TASK REQUIREMENTS
Copy out each line exactly; pictures stay out of the copy.

******

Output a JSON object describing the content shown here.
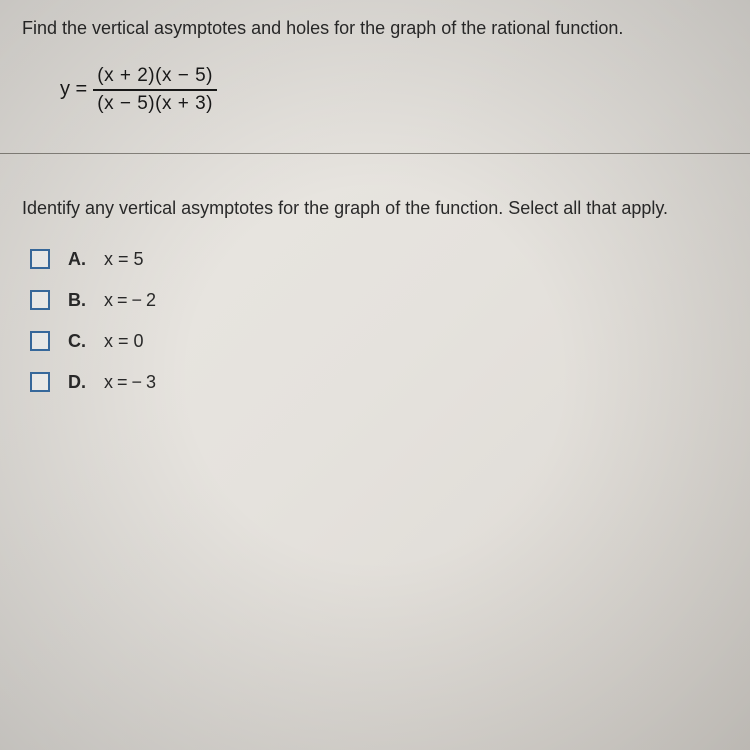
{
  "question": {
    "prompt": "Find the vertical asymptotes and holes for the graph of the rational function.",
    "equation": {
      "lhs": "y =",
      "numerator": "(x + 2)(x − 5)",
      "denominator": "(x − 5)(x + 3)"
    },
    "sub_prompt": "Identify any vertical asymptotes for the graph of the function. Select all that apply."
  },
  "choices": [
    {
      "label": "A.",
      "text": "x = 5"
    },
    {
      "label": "B.",
      "text": "x = − 2"
    },
    {
      "label": "C.",
      "text": "x = 0"
    },
    {
      "label": "D.",
      "text": "x = − 3"
    }
  ],
  "style": {
    "checkbox_border": "#3a6fa5",
    "text_color": "#2a2a2a",
    "font_family": "Arial",
    "question_fontsize": 18,
    "equation_fontsize": 20
  }
}
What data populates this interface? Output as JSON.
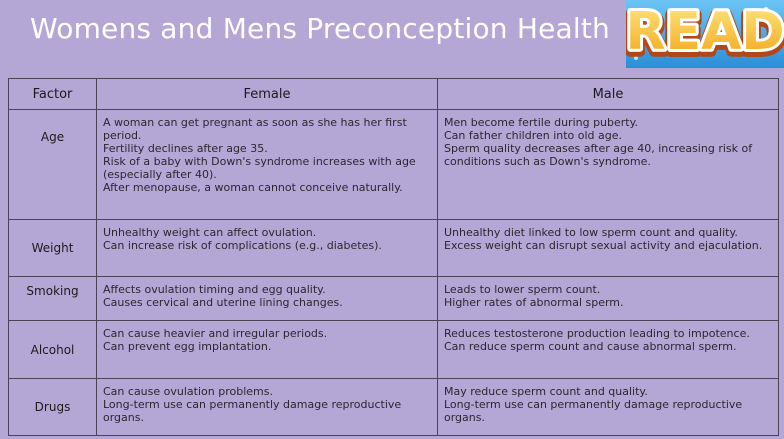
{
  "title": "Womens and Mens Preconception Health",
  "badge": {
    "text": "READ",
    "icon": "read-badge"
  },
  "table": {
    "headers": [
      "Factor",
      "Female",
      "Male"
    ],
    "rows": [
      {
        "factor": "Age",
        "female": [
          "A woman can get pregnant as soon as she has her first period.",
          "Fertility declines after age 35.",
          "Risk of a baby with Down's syndrome increases with age (especially after 40).",
          "After menopause, a woman cannot conceive naturally."
        ],
        "male": [
          "Men become fertile during puberty.",
          "Can father children into old age.",
          "Sperm quality decreases after age 40, increasing risk of conditions such as Down's syndrome."
        ]
      },
      {
        "factor": "Weight",
        "female": [
          "Unhealthy weight can affect ovulation.",
          "Can increase risk of complications (e.g., diabetes)."
        ],
        "male": [
          "Unhealthy diet linked to low sperm count and quality.",
          "Excess weight can disrupt sexual activity and ejaculation."
        ]
      },
      {
        "factor": "Smoking",
        "female": [
          "Affects ovulation timing and egg quality.",
          "Causes cervical and uterine lining changes."
        ],
        "male": [
          "Leads to lower sperm count.",
          "Higher rates of abnormal sperm."
        ]
      },
      {
        "factor": "Alcohol",
        "female": [
          "Can cause heavier and irregular periods.",
          "Can prevent egg implantation."
        ],
        "male": [
          "Reduces testosterone production leading to impotence.",
          "Can reduce sperm count and cause abnormal sperm."
        ]
      },
      {
        "factor": "Drugs",
        "female": [
          "Can cause ovulation problems.",
          "Long-term use can permanently damage reproductive organs."
        ],
        "male": [
          "May reduce sperm count and quality.",
          "Long-term use can permanently damage reproductive organs."
        ]
      }
    ]
  }
}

******

EXERCISE OUTPUT
Output a JSON object describing the content shown here.
{
  "question": {
    "prompt": "Find the vertical asymptotes and holes for the graph of the rational function.",
    "equation": {
      "lhs": "y =",
      "numerator": "(x + 2)(x − 5)",
      "denominator": "(x − 5)(x + 3)"
    },
    "sub_prompt": "Identify any vertical asymptotes for the graph of the function. Select all that apply."
  },
  "choices": [
    {
      "label": "A.",
      "text": "x = 5"
    },
    {
      "label": "B.",
      "text": "x = − 2"
    },
    {
      "label": "C.",
      "text": "x = 0"
    },
    {
      "label": "D.",
      "text": "x = − 3"
    }
  ],
  "style": {
    "checkbox_border": "#3a6fa5",
    "text_color": "#2a2a2a",
    "font_family": "Arial",
    "question_fontsize": 18,
    "equation_fontsize": 20
  }
}
What data populates this interface? Output as JSON.
{
  "title": "Womens and Mens Preconception Health",
  "badge": {
    "text": "READ",
    "icon": "read-badge"
  },
  "table": {
    "headers": [
      "Factor",
      "Female",
      "Male"
    ],
    "rows": [
      {
        "factor": "Age",
        "female": [
          "A woman can get pregnant as soon as she has her first period.",
          "Fertility declines after age 35.",
          "Risk of a baby with Down's syndrome increases with age (especially after 40).",
          "After menopause, a woman cannot conceive naturally."
        ],
        "male": [
          "Men become fertile during puberty.",
          "Can father children into old age.",
          "Sperm quality decreases after age 40, increasing risk of conditions such as Down's syndrome."
        ]
      },
      {
        "factor": "Weight",
        "female": [
          "Unhealthy weight can affect ovulation.",
          "Can increase risk of complications (e.g., diabetes)."
        ],
        "male": [
          "Unhealthy diet linked to low sperm count and quality.",
          "Excess weight can disrupt sexual activity and ejaculation."
        ]
      },
      {
        "factor": "Smoking",
        "female": [
          "Affects ovulation timing and egg quality.",
          "Causes cervical and uterine lining changes."
        ],
        "male": [
          "Leads to lower sperm count.",
          "Higher rates of abnormal sperm."
        ]
      },
      {
        "factor": "Alcohol",
        "female": [
          "Can cause heavier and irregular periods.",
          "Can prevent egg implantation."
        ],
        "male": [
          "Reduces testosterone production leading to impotence.",
          "Can reduce sperm count and cause abnormal sperm."
        ]
      },
      {
        "factor": "Drugs",
        "female": [
          "Can cause ovulation problems.",
          "Long-term use can permanently damage reproductive organs."
        ],
        "male": [
          "May reduce sperm count and quality.",
          "Long-term use can permanently damage reproductive organs."
        ]
      }
    ]
  }
}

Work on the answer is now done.